* [What to produce]: Extract each line where the string "помещения" shows up.

* [Data records]:

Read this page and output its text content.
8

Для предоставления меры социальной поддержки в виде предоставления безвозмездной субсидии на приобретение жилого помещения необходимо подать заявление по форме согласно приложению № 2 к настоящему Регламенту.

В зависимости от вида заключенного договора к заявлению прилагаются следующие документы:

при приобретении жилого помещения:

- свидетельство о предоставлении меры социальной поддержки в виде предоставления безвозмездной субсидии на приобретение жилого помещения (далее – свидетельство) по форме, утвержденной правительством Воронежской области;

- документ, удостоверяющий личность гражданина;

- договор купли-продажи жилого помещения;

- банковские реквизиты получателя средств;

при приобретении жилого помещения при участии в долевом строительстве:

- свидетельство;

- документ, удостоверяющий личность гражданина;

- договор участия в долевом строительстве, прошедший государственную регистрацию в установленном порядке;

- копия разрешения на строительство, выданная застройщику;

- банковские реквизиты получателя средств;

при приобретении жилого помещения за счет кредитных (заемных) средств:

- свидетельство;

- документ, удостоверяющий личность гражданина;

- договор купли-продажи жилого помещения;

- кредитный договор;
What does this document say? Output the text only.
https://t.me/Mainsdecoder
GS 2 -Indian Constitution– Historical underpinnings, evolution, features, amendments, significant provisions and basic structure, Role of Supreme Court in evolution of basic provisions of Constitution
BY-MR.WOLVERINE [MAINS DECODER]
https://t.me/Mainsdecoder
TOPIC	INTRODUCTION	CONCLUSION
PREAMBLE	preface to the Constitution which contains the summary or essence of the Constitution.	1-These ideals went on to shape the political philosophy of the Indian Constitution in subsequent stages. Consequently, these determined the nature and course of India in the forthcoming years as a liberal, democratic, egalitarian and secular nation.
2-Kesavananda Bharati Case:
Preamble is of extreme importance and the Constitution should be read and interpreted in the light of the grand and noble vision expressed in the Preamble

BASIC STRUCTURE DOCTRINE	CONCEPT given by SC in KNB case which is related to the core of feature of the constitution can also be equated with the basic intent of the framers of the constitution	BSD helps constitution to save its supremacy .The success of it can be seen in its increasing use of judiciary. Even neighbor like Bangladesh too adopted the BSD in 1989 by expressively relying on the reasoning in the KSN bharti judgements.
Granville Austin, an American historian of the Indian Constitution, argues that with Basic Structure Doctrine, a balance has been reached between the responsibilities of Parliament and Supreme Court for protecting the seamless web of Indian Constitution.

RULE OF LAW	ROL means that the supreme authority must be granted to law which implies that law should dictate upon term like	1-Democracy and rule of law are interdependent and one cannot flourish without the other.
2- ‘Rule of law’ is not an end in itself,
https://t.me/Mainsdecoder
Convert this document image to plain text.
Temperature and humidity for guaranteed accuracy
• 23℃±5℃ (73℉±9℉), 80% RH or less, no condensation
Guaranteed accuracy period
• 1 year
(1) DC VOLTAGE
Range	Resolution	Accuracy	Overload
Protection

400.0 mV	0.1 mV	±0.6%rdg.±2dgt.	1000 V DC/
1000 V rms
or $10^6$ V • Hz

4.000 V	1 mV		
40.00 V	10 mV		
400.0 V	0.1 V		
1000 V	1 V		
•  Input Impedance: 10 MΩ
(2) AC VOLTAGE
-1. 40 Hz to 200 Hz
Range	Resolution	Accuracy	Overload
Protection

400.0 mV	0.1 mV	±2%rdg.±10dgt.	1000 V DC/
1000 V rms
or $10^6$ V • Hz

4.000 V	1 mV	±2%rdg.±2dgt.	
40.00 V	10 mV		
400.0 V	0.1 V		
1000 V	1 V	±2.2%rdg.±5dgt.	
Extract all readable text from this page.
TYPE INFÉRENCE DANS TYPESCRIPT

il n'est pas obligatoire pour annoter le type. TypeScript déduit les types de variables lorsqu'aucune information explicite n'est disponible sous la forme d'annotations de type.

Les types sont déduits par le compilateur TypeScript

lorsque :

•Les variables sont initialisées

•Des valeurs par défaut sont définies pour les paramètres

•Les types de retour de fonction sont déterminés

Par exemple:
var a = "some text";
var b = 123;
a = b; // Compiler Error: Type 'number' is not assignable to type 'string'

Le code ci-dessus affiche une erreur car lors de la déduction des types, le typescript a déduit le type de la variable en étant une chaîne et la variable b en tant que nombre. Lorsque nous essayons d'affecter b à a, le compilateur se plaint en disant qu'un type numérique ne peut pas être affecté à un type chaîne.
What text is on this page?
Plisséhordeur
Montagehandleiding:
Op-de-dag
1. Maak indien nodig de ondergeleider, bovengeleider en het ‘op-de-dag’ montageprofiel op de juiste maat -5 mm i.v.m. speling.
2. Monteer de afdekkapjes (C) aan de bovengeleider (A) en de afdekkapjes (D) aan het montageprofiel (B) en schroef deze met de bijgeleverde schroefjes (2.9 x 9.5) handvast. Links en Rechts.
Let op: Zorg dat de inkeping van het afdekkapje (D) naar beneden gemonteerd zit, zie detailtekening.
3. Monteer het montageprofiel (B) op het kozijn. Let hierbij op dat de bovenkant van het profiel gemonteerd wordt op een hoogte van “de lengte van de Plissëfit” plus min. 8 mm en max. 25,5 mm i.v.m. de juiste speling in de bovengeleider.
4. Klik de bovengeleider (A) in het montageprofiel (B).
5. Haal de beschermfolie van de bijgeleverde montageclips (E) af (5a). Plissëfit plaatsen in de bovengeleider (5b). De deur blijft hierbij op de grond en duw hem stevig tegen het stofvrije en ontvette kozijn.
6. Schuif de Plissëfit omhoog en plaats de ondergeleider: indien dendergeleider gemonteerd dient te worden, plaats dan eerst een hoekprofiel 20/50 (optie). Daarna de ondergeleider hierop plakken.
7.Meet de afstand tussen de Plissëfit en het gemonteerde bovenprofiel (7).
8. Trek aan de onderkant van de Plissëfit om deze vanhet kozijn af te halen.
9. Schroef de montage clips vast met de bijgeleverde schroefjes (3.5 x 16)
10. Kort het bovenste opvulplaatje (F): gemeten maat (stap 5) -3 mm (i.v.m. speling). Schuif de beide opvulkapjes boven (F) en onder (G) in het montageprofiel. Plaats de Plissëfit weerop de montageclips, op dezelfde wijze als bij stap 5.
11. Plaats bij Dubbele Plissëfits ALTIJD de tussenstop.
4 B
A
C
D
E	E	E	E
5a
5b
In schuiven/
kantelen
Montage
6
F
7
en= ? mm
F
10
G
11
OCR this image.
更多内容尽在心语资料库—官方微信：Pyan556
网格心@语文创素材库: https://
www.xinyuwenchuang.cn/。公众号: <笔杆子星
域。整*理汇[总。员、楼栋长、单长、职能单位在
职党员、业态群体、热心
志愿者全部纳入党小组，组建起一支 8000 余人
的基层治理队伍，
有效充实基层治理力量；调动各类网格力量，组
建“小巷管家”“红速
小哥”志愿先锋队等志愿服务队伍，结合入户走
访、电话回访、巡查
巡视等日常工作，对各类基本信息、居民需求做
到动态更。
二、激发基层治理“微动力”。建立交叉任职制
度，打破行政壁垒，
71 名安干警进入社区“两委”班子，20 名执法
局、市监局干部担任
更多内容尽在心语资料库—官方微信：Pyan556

* [Written response]:
Для предоставления меры социальной поддержки в виде предоставления безвозмездной субсидии на приобретение жилого помещения необходимо подать заявление по форме согласно приложению № 2 к настоящему Регламенту.
при приобретении жилого помещения:
- свидетельство о предоставлении меры социальной поддержки в виде предоставления безвозмездной субсидии на приобретение жилого помещения (далее – свидетельство) по форме, утвержденной правительством Воронежской области;
- договор купли-продажи жилого помещения;
при приобретении жилого помещения при участии в долевом строительстве:
при приобретении жилого помещения за счет кредитных (заемных) средств:
- договор купли-продажи жилого помещения;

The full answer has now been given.